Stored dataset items
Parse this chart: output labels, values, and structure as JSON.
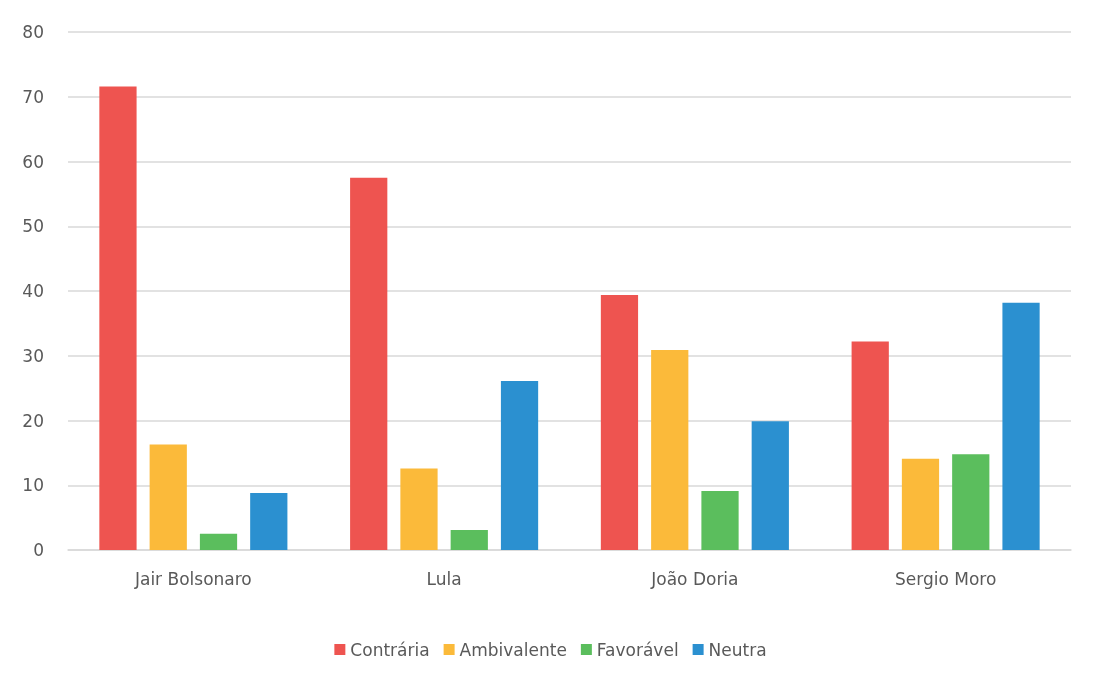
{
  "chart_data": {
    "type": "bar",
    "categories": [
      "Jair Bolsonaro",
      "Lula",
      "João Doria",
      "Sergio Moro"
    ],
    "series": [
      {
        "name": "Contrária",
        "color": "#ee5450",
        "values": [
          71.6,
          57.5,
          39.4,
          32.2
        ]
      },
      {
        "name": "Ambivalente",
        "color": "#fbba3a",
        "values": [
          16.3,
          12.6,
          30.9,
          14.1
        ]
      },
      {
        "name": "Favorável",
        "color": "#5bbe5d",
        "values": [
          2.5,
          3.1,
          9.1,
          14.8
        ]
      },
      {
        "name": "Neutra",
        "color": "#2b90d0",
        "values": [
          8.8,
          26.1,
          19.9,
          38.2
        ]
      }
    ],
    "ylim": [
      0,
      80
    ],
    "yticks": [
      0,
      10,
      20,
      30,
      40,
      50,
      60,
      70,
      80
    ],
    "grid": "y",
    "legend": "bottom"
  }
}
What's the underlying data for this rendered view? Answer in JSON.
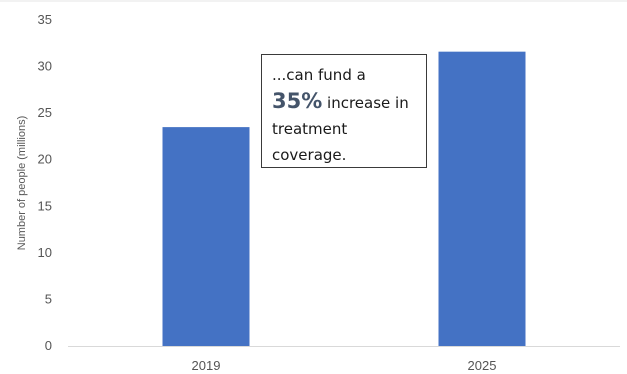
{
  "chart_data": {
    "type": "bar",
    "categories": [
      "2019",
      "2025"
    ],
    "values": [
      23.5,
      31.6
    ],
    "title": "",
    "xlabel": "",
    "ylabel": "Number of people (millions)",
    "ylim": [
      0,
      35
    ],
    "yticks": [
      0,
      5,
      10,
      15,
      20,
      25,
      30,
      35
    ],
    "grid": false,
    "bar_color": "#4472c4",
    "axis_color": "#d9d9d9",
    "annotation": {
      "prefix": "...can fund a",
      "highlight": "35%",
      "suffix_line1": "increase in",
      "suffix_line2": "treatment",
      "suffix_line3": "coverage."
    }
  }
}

Instruction ->
Above are lines of data; state how many of them contain the word "JSON", with no other output.

Solution for this task ->
2